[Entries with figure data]
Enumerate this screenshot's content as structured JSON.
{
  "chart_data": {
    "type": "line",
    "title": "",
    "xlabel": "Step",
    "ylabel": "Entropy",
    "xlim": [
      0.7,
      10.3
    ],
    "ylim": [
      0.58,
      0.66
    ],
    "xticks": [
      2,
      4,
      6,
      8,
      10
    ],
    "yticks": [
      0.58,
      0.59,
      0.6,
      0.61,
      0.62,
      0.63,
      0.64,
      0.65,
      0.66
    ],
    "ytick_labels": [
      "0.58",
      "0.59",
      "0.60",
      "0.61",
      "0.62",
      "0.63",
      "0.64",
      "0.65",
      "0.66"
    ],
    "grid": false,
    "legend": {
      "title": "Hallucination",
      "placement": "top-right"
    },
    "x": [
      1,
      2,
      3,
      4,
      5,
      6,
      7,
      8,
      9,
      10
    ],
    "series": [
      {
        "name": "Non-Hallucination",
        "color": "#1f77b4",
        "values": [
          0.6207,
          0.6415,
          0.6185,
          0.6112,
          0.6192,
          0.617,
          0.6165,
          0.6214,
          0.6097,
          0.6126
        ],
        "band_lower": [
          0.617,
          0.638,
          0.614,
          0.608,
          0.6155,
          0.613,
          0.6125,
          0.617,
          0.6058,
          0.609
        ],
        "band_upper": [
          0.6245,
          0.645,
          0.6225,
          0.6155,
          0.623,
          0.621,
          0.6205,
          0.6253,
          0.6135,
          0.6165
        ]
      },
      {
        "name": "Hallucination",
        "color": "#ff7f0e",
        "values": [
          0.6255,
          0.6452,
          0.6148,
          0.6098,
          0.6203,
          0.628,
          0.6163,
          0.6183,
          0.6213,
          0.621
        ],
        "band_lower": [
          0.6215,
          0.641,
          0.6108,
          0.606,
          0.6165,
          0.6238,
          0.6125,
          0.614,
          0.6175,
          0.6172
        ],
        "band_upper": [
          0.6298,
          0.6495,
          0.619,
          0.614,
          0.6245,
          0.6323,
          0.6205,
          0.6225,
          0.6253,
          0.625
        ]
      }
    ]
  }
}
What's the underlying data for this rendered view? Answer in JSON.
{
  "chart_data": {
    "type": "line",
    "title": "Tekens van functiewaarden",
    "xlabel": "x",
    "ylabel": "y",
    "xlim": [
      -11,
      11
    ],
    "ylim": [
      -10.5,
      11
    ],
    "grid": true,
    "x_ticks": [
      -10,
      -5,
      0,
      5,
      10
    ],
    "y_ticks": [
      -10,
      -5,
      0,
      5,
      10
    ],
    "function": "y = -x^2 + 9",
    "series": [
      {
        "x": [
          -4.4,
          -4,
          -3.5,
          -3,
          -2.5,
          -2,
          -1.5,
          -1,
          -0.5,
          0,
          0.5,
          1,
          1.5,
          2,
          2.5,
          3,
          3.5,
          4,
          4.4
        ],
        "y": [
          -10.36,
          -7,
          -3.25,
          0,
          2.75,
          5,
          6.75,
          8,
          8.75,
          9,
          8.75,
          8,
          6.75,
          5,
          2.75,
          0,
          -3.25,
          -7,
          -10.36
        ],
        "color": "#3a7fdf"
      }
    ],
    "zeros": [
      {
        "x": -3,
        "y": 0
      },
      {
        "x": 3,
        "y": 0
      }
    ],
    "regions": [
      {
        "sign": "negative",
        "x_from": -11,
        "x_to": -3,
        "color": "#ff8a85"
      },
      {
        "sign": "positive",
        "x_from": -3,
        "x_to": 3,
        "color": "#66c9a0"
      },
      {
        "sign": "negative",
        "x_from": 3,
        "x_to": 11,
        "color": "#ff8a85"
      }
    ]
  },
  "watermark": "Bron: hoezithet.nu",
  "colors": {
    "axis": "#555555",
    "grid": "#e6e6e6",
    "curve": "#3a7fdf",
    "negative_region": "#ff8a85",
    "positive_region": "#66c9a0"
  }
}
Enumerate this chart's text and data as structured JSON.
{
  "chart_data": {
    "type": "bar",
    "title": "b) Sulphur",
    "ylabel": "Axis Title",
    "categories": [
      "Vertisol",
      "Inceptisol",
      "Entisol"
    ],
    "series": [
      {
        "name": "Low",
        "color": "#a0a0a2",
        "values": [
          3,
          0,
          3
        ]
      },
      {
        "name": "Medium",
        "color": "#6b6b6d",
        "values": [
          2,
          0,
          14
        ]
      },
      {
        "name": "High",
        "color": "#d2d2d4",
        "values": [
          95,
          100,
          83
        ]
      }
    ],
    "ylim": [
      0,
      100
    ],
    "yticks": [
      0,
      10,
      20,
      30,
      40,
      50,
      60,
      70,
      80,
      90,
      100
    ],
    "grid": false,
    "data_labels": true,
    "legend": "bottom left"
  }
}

▶ Exercise objective
The listing above must be transcribed exactly, line by line.

▶ Problem solution
Enumerate this screenshot's content as structured JSON.
{
  "chart_data": {
    "type": "line",
    "title": "",
    "xlabel": "Step",
    "ylabel": "Entropy",
    "xlim": [
      0.7,
      10.3
    ],
    "ylim": [
      0.58,
      0.66
    ],
    "xticks": [
      2,
      4,
      6,
      8,
      10
    ],
    "yticks": [
      0.58,
      0.59,
      0.6,
      0.61,
      0.62,
      0.63,
      0.64,
      0.65,
      0.66
    ],
    "ytick_labels": [
      "0.58",
      "0.59",
      "0.60",
      "0.61",
      "0.62",
      "0.63",
      "0.64",
      "0.65",
      "0.66"
    ],
    "grid": false,
    "legend": {
      "title": "Hallucination",
      "placement": "top-right"
    },
    "x": [
      1,
      2,
      3,
      4,
      5,
      6,
      7,
      8,
      9,
      10
    ],
    "series": [
      {
        "name": "Non-Hallucination",
        "color": "#1f77b4",
        "values": [
          0.6207,
          0.6415,
          0.6185,
          0.6112,
          0.6192,
          0.617,
          0.6165,
          0.6214,
          0.6097,
          0.6126
        ],
        "band_lower": [
          0.617,
          0.638,
          0.614,
          0.608,
          0.6155,
          0.613,
          0.6125,
          0.617,
          0.6058,
          0.609
        ],
        "band_upper": [
          0.6245,
          0.645,
          0.6225,
          0.6155,
          0.623,
          0.621,
          0.6205,
          0.6253,
          0.6135,
          0.6165
        ]
      },
      {
        "name": "Hallucination",
        "color": "#ff7f0e",
        "values": [
          0.6255,
          0.6452,
          0.6148,
          0.6098,
          0.6203,
          0.628,
          0.6163,
          0.6183,
          0.6213,
          0.621
        ],
        "band_lower": [
          0.6215,
          0.641,
          0.6108,
          0.606,
          0.6165,
          0.6238,
          0.6125,
          0.614,
          0.6175,
          0.6172
        ],
        "band_upper": [
          0.6298,
          0.6495,
          0.619,
          0.614,
          0.6245,
          0.6323,
          0.6205,
          0.6225,
          0.6253,
          0.625
        ]
      }
    ]
  }
}
What's the underlying data for this rendered view? Answer in JSON.
{
  "chart_data": {
    "type": "line",
    "title": "Tekens van functiewaarden",
    "xlabel": "x",
    "ylabel": "y",
    "xlim": [
      -11,
      11
    ],
    "ylim": [
      -10.5,
      11
    ],
    "grid": true,
    "x_ticks": [
      -10,
      -5,
      0,
      5,
      10
    ],
    "y_ticks": [
      -10,
      -5,
      0,
      5,
      10
    ],
    "function": "y = -x^2 + 9",
    "series": [
      {
        "x": [
          -4.4,
          -4,
          -3.5,
          -3,
          -2.5,
          -2,
          -1.5,
          -1,
          -0.5,
          0,
          0.5,
          1,
          1.5,
          2,
          2.5,
          3,
          3.5,
          4,
          4.4
        ],
        "y": [
          -10.36,
          -7,
          -3.25,
          0,
          2.75,
          5,
          6.75,
          8,
          8.75,
          9,
          8.75,
          8,
          6.75,
          5,
          2.75,
          0,
          -3.25,
          -7,
          -10.36
        ],
        "color": "#3a7fdf"
      }
    ],
    "zeros": [
      {
        "x": -3,
        "y": 0
      },
      {
        "x": 3,
        "y": 0
      }
    ],
    "regions": [
      {
        "sign": "negative",
        "x_from": -11,
        "x_to": -3,
        "color": "#ff8a85"
      },
      {
        "sign": "positive",
        "x_from": -3,
        "x_to": 3,
        "color": "#66c9a0"
      },
      {
        "sign": "negative",
        "x_from": 3,
        "x_to": 11,
        "color": "#ff8a85"
      }
    ]
  },
  "watermark": "Bron: hoezithet.nu",
  "colors": {
    "axis": "#555555",
    "grid": "#e6e6e6",
    "curve": "#3a7fdf",
    "negative_region": "#ff8a85",
    "positive_region": "#66c9a0"
  }
}
Enumerate this chart's text and data as structured JSON.
{
  "chart_data": {
    "type": "bar",
    "title": "b) Sulphur",
    "ylabel": "Axis Title",
    "categories": [
      "Vertisol",
      "Inceptisol",
      "Entisol"
    ],
    "series": [
      {
        "name": "Low",
        "color": "#a0a0a2",
        "values": [
          3,
          0,
          3
        ]
      },
      {
        "name": "Medium",
        "color": "#6b6b6d",
        "values": [
          2,
          0,
          14
        ]
      },
      {
        "name": "High",
        "color": "#d2d2d4",
        "values": [
          95,
          100,
          83
        ]
      }
    ],
    "ylim": [
      0,
      100
    ],
    "yticks": [
      0,
      10,
      20,
      30,
      40,
      50,
      60,
      70,
      80,
      90,
      100
    ],
    "grid": false,
    "data_labels": true,
    "legend": "bottom left"
  }
}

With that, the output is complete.